SET PROBLEM: Whenever a line contains the string "доходов", copy it out of the entries.

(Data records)
-- begin --

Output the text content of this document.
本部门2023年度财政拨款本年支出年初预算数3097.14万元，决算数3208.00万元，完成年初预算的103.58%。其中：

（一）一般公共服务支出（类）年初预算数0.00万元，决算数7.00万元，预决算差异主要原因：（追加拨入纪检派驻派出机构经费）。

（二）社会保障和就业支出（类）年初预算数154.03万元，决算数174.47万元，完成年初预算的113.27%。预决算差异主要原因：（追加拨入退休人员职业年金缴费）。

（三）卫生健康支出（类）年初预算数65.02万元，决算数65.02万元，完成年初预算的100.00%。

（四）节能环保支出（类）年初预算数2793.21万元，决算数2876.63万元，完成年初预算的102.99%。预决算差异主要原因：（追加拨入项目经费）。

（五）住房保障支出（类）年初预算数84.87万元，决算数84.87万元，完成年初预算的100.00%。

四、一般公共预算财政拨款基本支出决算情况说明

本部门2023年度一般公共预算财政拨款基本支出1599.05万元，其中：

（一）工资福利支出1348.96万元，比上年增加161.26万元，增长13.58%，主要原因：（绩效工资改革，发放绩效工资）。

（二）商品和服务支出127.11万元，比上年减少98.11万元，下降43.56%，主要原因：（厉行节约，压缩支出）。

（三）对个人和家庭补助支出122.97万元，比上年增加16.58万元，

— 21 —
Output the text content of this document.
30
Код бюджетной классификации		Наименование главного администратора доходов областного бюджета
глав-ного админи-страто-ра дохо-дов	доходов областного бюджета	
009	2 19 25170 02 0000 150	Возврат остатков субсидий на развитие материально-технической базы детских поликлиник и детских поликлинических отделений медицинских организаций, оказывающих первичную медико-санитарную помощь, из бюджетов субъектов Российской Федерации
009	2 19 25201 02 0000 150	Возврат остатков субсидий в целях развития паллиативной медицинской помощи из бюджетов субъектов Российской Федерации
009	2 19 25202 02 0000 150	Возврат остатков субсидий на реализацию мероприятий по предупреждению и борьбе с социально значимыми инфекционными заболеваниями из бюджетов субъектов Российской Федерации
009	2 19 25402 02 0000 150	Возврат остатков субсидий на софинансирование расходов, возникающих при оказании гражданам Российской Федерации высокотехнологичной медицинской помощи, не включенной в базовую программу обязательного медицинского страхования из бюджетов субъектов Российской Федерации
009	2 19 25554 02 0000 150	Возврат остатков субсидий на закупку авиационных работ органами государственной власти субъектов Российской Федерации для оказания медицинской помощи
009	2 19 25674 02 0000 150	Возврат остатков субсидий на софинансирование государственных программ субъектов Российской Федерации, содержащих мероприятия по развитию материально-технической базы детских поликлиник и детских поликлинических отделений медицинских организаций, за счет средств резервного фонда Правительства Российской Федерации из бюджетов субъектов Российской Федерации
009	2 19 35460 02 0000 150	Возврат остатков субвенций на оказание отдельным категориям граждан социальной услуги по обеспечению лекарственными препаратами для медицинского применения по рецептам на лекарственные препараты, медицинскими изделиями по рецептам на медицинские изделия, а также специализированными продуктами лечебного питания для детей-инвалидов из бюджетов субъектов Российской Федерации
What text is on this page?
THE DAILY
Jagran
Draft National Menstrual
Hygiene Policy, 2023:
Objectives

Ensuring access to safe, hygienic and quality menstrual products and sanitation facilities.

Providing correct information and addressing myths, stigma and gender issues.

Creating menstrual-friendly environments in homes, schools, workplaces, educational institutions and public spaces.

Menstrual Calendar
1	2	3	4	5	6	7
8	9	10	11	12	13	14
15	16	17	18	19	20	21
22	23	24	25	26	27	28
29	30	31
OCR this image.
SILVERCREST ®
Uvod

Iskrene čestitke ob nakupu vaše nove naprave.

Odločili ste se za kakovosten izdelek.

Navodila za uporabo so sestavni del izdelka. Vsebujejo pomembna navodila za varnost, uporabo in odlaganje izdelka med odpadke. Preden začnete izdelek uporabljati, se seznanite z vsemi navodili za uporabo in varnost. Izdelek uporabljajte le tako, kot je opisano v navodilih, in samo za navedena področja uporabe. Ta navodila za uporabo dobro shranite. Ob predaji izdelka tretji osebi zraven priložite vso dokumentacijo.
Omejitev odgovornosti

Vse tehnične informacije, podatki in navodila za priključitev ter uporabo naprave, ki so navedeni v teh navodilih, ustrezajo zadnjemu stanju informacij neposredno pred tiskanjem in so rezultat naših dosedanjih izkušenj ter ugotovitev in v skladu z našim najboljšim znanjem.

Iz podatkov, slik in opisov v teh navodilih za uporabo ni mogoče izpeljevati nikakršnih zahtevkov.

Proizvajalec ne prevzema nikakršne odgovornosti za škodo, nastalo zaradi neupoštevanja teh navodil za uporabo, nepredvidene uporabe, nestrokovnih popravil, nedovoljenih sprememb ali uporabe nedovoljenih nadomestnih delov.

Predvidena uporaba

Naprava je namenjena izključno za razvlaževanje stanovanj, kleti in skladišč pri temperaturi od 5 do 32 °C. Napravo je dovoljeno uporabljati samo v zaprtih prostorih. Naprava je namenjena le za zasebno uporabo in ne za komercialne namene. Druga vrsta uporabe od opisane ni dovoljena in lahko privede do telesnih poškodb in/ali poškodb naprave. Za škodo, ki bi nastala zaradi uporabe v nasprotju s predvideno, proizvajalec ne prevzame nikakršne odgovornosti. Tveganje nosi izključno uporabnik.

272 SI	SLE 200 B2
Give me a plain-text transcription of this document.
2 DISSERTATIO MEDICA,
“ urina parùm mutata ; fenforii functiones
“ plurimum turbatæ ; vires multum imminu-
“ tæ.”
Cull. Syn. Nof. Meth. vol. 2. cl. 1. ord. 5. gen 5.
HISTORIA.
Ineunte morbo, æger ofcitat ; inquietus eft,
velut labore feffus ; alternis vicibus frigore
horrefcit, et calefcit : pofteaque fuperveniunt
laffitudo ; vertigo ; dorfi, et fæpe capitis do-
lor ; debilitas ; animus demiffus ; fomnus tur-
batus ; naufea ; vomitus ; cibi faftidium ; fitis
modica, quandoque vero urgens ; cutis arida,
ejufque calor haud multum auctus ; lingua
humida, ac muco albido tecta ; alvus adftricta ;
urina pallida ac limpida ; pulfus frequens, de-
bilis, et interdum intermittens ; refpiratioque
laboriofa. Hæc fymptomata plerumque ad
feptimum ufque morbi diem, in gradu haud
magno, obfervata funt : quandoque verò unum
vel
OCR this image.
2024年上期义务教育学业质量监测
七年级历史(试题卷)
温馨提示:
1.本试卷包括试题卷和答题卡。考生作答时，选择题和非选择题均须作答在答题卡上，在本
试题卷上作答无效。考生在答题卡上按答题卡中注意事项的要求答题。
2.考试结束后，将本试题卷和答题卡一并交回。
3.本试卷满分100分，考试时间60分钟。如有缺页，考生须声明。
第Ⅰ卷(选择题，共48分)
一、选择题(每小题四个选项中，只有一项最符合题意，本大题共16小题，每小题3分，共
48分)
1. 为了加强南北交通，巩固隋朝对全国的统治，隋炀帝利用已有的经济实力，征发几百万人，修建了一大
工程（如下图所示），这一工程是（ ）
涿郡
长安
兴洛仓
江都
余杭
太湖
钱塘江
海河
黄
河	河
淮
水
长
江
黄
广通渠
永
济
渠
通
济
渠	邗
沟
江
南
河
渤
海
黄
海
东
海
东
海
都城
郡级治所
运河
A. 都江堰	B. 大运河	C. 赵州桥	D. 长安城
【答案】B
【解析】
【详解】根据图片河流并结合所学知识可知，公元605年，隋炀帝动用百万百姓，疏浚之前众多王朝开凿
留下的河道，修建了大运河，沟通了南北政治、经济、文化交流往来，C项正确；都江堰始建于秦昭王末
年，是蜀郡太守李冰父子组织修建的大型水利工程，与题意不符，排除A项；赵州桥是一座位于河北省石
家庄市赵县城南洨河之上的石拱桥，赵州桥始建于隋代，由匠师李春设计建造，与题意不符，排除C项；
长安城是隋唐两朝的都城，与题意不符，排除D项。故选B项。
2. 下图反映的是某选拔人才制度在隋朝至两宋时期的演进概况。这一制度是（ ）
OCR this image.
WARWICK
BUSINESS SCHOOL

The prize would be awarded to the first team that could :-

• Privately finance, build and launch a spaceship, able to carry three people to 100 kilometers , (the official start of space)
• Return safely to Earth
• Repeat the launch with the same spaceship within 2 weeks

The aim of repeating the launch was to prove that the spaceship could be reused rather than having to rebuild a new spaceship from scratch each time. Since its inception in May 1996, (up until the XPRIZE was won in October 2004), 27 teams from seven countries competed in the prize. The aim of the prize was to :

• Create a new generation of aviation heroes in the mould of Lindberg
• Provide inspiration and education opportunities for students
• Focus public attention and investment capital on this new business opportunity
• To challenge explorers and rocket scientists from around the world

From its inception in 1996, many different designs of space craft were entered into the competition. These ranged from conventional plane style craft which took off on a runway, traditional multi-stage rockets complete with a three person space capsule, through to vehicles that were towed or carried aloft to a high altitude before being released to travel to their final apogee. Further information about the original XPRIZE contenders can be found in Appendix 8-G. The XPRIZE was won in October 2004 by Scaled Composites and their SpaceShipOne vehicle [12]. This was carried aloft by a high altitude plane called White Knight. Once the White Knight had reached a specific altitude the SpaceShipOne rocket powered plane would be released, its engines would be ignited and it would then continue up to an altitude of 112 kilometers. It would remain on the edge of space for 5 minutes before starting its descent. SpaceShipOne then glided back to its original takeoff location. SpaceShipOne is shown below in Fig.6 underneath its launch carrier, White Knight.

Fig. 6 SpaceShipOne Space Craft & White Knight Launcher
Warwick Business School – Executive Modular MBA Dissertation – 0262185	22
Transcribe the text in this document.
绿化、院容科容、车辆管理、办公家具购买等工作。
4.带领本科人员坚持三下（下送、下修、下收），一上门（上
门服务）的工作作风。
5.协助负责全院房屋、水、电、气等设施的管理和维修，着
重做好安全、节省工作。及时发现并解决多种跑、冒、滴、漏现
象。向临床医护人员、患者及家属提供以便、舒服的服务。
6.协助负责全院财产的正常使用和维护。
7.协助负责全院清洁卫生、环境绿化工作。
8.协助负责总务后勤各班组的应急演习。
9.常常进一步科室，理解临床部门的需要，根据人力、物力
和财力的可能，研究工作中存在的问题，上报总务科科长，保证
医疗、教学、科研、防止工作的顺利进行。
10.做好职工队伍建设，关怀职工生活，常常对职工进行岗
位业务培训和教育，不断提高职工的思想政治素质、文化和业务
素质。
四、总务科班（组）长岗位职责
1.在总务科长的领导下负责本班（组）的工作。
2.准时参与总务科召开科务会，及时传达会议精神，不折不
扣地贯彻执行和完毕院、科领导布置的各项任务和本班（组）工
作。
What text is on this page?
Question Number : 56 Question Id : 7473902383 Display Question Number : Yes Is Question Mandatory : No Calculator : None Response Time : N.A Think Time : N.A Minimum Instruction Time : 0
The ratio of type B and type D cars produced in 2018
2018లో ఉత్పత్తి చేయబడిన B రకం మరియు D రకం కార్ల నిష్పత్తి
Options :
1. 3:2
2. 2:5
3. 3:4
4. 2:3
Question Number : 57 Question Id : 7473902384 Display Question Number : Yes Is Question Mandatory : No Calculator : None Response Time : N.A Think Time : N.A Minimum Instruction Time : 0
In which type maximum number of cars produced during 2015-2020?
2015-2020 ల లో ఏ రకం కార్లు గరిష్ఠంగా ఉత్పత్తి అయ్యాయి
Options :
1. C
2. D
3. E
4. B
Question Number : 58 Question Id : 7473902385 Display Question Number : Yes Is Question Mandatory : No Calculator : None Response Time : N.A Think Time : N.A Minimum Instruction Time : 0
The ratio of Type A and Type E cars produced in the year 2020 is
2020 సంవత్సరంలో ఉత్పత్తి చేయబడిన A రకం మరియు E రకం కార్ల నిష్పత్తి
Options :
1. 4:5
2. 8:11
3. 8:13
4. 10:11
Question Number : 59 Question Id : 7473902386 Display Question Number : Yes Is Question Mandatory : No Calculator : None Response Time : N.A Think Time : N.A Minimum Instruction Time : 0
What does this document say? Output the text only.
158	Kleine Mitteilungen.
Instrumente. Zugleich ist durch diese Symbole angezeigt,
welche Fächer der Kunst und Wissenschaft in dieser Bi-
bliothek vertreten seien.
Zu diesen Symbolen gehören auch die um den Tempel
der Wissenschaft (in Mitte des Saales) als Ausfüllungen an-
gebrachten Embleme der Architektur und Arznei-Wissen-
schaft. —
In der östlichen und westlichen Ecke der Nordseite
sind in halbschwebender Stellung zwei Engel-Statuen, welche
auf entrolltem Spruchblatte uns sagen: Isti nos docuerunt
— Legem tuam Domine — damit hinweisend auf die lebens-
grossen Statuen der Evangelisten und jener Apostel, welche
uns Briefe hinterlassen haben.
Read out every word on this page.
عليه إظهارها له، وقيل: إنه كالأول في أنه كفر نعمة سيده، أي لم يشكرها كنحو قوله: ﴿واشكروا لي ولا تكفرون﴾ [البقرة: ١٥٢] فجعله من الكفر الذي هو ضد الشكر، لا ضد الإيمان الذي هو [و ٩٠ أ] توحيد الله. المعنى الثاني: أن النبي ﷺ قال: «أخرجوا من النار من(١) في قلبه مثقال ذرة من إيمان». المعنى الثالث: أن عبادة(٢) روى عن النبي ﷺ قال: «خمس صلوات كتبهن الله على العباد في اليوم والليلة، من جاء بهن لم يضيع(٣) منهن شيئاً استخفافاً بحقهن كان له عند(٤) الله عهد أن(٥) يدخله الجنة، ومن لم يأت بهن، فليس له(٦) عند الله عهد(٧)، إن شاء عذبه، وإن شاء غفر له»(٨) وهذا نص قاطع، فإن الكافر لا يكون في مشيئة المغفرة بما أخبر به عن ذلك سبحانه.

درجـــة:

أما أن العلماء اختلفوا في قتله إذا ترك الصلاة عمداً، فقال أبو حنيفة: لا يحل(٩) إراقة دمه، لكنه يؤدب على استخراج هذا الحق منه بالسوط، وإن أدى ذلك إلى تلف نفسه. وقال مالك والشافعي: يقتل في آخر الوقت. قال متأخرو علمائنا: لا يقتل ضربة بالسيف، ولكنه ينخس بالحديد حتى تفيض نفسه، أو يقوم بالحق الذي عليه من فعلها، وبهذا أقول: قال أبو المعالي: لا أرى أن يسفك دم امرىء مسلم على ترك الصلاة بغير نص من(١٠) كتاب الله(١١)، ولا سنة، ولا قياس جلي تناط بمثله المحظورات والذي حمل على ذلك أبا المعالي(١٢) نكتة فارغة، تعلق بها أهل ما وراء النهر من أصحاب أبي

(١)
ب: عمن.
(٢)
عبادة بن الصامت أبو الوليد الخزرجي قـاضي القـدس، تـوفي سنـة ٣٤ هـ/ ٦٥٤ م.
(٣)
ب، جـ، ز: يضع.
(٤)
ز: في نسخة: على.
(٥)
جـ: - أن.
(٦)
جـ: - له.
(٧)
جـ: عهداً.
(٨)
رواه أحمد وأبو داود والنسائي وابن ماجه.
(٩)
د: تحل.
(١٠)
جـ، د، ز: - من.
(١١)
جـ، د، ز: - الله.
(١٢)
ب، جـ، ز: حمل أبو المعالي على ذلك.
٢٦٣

-- end --

IN RESPONSE:
Код бюджетной классификации		Наименование главного администратора доходов областного бюджета
глав-ного админи-страто-ра дохо-дов	доходов областного бюджета	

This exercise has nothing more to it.